In the rows below, copy out only the lines from the line with "Identify all the" to the line with "more-tasks-link[interactable]: more tasks...", switching "interactable" to "clickable" and leaving everything else unchanged.

### DATA SUPPLIED:
____
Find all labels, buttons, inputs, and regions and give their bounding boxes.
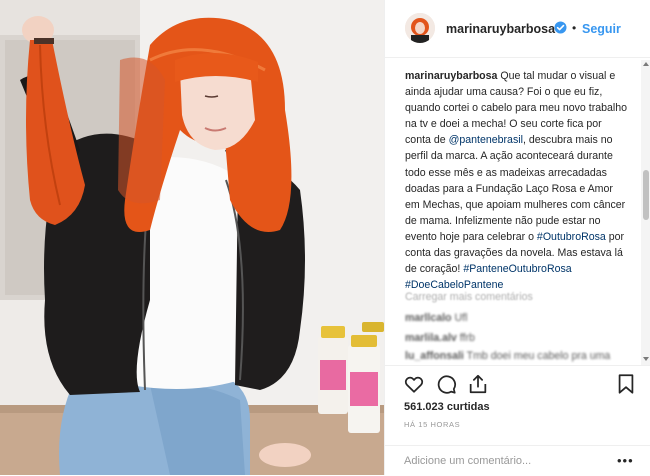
____
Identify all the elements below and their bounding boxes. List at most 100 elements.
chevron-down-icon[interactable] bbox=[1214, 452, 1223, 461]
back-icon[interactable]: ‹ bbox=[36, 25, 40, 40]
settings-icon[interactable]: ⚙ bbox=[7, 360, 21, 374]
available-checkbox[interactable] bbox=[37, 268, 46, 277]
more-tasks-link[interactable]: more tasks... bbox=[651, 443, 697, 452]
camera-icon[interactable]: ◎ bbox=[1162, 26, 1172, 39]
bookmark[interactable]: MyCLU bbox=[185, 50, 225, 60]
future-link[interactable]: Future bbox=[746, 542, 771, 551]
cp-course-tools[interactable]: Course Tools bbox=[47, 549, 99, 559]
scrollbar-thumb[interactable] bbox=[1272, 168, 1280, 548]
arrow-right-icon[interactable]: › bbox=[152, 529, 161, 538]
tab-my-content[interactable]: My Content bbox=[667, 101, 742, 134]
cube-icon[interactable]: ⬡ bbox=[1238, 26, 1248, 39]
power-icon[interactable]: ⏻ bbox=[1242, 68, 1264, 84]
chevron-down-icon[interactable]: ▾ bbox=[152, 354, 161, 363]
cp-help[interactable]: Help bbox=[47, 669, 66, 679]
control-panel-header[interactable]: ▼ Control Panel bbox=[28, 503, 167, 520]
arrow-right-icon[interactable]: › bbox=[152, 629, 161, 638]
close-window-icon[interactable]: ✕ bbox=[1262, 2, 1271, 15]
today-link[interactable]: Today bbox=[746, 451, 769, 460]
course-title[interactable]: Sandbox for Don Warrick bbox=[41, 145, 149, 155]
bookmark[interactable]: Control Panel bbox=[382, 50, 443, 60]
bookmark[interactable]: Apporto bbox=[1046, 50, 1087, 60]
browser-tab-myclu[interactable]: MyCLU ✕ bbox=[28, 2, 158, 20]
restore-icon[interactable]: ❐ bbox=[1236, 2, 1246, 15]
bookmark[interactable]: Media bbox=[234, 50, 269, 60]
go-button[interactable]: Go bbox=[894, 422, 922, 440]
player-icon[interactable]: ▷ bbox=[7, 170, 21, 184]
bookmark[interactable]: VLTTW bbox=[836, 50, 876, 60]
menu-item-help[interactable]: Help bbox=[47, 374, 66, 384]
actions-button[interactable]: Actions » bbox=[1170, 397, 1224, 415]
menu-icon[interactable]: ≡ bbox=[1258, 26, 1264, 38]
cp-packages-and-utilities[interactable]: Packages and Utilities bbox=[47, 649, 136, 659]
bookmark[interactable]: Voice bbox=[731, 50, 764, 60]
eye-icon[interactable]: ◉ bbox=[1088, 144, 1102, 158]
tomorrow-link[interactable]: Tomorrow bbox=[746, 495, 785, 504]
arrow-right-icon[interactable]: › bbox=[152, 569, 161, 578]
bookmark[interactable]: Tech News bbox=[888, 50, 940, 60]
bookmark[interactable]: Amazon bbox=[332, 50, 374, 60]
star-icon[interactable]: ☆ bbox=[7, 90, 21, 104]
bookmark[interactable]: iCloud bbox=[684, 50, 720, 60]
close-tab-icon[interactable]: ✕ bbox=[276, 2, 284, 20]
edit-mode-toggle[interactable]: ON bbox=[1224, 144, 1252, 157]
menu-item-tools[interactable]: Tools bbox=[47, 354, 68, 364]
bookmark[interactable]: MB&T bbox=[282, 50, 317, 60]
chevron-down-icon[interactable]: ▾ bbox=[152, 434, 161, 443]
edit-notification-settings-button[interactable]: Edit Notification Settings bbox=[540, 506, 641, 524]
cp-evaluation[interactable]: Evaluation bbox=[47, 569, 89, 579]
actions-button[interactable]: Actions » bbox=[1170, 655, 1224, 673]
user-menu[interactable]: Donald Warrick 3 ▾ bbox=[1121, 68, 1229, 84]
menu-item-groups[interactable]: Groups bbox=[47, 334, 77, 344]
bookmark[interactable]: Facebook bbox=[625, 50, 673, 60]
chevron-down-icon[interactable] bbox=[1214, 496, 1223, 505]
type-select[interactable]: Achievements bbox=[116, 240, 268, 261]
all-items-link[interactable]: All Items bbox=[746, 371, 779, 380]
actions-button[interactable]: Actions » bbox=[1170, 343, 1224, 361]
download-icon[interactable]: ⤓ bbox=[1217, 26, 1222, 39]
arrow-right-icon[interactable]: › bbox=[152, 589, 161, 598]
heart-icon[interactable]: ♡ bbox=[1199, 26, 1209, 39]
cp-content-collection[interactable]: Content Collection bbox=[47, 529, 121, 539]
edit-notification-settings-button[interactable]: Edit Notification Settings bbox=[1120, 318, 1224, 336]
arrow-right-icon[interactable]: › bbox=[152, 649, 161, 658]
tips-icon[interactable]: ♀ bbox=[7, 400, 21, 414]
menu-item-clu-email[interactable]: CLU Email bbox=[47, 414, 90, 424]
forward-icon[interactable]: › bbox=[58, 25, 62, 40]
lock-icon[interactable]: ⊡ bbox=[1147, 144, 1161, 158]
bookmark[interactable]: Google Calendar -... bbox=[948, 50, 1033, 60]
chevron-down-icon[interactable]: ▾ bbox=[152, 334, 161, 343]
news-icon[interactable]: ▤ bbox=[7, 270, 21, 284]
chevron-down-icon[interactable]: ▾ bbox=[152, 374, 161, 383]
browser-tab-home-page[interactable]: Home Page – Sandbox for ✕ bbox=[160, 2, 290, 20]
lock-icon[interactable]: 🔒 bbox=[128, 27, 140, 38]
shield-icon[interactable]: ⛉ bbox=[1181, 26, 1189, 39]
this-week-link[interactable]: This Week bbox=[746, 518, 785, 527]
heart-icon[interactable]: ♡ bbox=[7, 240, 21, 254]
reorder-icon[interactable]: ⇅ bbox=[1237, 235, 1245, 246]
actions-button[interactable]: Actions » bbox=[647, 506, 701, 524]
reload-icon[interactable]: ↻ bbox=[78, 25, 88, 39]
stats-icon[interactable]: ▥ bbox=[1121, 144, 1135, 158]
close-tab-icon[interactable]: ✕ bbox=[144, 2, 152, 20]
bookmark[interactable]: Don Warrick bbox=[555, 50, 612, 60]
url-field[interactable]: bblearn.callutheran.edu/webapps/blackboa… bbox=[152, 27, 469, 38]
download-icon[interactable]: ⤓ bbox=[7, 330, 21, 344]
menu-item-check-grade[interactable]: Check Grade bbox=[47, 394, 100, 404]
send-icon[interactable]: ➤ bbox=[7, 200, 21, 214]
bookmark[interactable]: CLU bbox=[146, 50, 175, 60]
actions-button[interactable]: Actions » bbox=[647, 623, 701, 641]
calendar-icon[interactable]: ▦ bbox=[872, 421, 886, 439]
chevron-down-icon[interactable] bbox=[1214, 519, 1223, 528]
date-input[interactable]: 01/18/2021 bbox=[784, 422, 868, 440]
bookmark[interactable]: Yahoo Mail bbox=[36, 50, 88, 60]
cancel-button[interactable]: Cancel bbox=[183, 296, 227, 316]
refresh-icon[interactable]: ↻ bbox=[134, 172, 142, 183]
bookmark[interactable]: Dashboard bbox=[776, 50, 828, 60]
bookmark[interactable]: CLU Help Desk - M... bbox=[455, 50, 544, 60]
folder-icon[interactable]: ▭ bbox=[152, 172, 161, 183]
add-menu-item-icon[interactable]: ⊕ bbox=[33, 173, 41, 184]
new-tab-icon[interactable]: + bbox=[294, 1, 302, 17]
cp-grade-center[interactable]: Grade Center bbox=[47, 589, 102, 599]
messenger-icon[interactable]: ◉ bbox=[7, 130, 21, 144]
____
### EXERCISE RESPONSE:
Identify all the elements below and their bounding boxes. List at most 100 elements.
chevron-down-icon[clickable] bbox=[1214, 452, 1223, 461]
back-icon[clickable]: ‹ bbox=[36, 25, 40, 40]
settings-icon[clickable]: ⚙ bbox=[7, 360, 21, 374]
available-checkbox[clickable] bbox=[37, 268, 46, 277]
more-tasks-link[clickable]: more tasks... bbox=[651, 443, 697, 452]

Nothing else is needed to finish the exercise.